**Task description:**
Scan the listing below. Report each line that includes "title".

**Provided data:**
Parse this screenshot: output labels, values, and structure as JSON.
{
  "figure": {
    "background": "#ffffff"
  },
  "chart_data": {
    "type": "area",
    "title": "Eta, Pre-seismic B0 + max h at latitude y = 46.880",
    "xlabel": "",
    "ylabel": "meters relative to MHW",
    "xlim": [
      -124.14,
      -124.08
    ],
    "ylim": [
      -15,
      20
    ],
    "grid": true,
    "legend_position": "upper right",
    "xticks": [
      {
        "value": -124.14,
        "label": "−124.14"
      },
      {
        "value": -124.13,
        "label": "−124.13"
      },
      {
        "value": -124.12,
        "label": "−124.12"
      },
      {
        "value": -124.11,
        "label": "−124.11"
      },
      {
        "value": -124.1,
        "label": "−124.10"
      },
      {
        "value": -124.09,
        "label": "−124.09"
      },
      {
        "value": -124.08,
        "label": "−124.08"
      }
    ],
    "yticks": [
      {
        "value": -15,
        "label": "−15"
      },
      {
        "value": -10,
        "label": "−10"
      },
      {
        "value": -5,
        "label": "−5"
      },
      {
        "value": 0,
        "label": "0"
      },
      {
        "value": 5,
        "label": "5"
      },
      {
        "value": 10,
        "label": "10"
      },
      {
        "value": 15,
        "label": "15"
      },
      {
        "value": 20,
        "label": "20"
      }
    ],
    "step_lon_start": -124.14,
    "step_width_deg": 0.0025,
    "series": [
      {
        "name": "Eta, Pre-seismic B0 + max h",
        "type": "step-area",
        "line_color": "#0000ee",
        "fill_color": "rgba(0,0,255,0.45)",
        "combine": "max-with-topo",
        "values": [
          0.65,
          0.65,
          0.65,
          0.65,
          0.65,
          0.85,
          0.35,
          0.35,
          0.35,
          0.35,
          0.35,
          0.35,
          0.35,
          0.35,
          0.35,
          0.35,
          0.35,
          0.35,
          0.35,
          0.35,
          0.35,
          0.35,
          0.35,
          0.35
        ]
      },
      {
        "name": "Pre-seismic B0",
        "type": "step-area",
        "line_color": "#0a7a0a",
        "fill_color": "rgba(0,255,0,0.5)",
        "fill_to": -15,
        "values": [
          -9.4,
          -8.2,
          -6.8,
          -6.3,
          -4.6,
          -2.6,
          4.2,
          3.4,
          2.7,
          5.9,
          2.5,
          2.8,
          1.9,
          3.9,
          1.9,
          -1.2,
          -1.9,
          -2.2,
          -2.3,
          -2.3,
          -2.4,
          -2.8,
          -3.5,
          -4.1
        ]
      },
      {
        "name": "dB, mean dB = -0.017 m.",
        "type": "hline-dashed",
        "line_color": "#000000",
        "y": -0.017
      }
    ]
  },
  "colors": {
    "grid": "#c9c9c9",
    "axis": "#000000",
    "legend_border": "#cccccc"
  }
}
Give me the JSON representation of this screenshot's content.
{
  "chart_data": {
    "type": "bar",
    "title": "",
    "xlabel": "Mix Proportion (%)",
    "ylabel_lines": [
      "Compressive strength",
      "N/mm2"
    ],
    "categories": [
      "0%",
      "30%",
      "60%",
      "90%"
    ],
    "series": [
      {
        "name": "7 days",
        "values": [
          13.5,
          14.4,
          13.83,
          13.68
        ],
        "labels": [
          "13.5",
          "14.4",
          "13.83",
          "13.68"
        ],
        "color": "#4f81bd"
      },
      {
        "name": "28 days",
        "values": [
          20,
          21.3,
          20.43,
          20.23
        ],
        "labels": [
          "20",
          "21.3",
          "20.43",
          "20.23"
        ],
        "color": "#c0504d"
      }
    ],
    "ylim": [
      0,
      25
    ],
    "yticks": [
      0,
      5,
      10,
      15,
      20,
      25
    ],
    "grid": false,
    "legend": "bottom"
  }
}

**Task response:**
    "title": "Eta, Pre-seismic B0 + max h at latitude y = 46.880",
    "title": "",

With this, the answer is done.